• _Goal of the exercise_
Extract the records below word for word and ignore the images.

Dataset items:
----------------
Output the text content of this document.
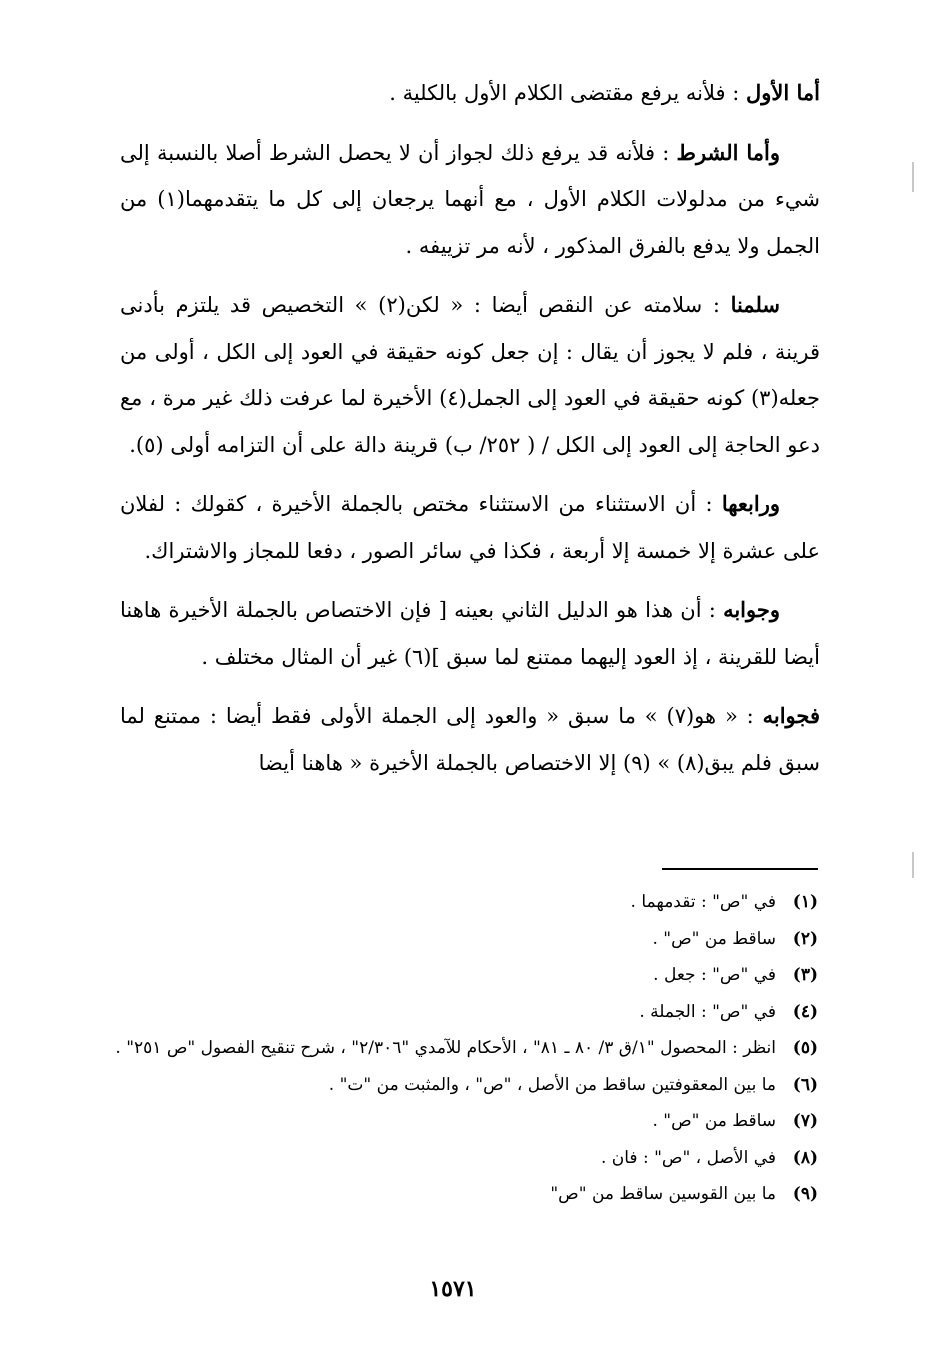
أما الأول : فلأنه يرفع مقتضى الكلام الأول بالكلية .

وأما الشرط : فلأنه قد يرفع ذلك لجواز أن لا يحصل الشرط أصلا بالنسبة إلى شيء من مدلولات الكلام الأول ، مع أنهما يرجعان إلى كل ما يتقدمهما(١) من الجمل ولا يدفع بالفرق المذكور ، لأنه مر تزييفه .

سلمنا : سلامته عن النقص أيضا : « لكن(٢) » التخصيص قد يلتزم بأدنى قرينة ، فلم لا يجوز أن يقال : إن جعل كونه حقيقة في العود إلى الكل ، أولى من جعله(٣) كونه حقيقة في العود إلى الجمل(٤) الأخيرة لما عرفت ذلك غير مرة ، مع دعو الحاجة إلى العود إلى الكل / ( ٢٥٢/ ب) قرينة دالة على أن التزامه أولى (٥).

ورابعها : أن الاستثناء من الاستثناء مختص بالجملة الأخيرة ، كقولك : لفلان على عشرة إلا خمسة إلا أربعة ، فكذا في سائر الصور ، دفعا للمجاز والاشتراك.

وجوابه : أن هذا هو الدليل الثاني بعينه [ فإن الاختصاص بالجملة الأخيرة هاهنا أيضا للقرينة ، إذ العود إليهما ممتنع لما سبق ](٦) غير أن المثال مختلف .

فجوابه : « هو(٧) » ما سبق « والعود إلى الجملة الأولى فقط أيضا : ممتنع لما سبق فلم يبق(٨) » (٩) إلا الاختصاص بالجملة الأخيرة « هاهنا أيضا

(١)
في "ص" : تقدمهما .
(٢)
ساقط من "ص" .
(٣)
في "ص" : جعل .
(٤)
في "ص" : الجملة .
(٥)
انظر : المحصول "١/ق ٣/ ٨٠ ـ ٨١" ، الأحكام للآمدي "٢/٣٠٦" ، شرح تنقيح الفصول "ص ٢٥١" .
(٦)
ما بين المعقوفتين ساقط من الأصل ، "ص" ، والمثبت من "ت" .
(٧)
ساقط من "ص" .
(٨)
في الأصل ، "ص" : فان .
(٩)
ما بين القوسين ساقط من "ص"
١٥٧١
----------------
• _Output for this exercise_
Output the text content of this document.
أما الأول : فلأنه يرفع مقتضى الكلام الأول بالكلية .

وأما الشرط : فلأنه قد يرفع ذلك لجواز أن لا يحصل الشرط أصلا بالنسبة إلى شيء من مدلولات الكلام الأول ، مع أنهما يرجعان إلى كل ما يتقدمهما(١) من الجمل ولا يدفع بالفرق المذكور ، لأنه مر تزييفه .

سلمنا : سلامته عن النقص أيضا : « لكن(٢) » التخصيص قد يلتزم بأدنى قرينة ، فلم لا يجوز أن يقال : إن جعل كونه حقيقة في العود إلى الكل ، أولى من جعله(٣) كونه حقيقة في العود إلى الجمل(٤) الأخيرة لما عرفت ذلك غير مرة ، مع دعو الحاجة إلى العود إلى الكل / ( ٢٥٢/ ب) قرينة دالة على أن التزامه أولى (٥).

ورابعها : أن الاستثناء من الاستثناء مختص بالجملة الأخيرة ، كقولك : لفلان على عشرة إلا خمسة إلا أربعة ، فكذا في سائر الصور ، دفعا للمجاز والاشتراك.

وجوابه : أن هذا هو الدليل الثاني بعينه [ فإن الاختصاص بالجملة الأخيرة هاهنا أيضا للقرينة ، إذ العود إليهما ممتنع لما سبق ](٦) غير أن المثال مختلف .

فجوابه : « هو(٧) » ما سبق « والعود إلى الجملة الأولى فقط أيضا : ممتنع لما سبق فلم يبق(٨) » (٩) إلا الاختصاص بالجملة الأخيرة « هاهنا أيضا

(١)
في "ص" : تقدمهما .
(٢)
ساقط من "ص" .
(٣)
في "ص" : جعل .
(٤)
في "ص" : الجملة .
(٥)
انظر : المحصول "١/ق ٣/ ٨٠ ـ ٨١" ، الأحكام للآمدي "٢/٣٠٦" ، شرح تنقيح الفصول "ص ٢٥١" .
(٦)
ما بين المعقوفتين ساقط من الأصل ، "ص" ، والمثبت من "ت" .
(٧)
ساقط من "ص" .
(٨)
في الأصل ، "ص" : فان .
(٩)
ما بين القوسين ساقط من "ص"
١٥٧١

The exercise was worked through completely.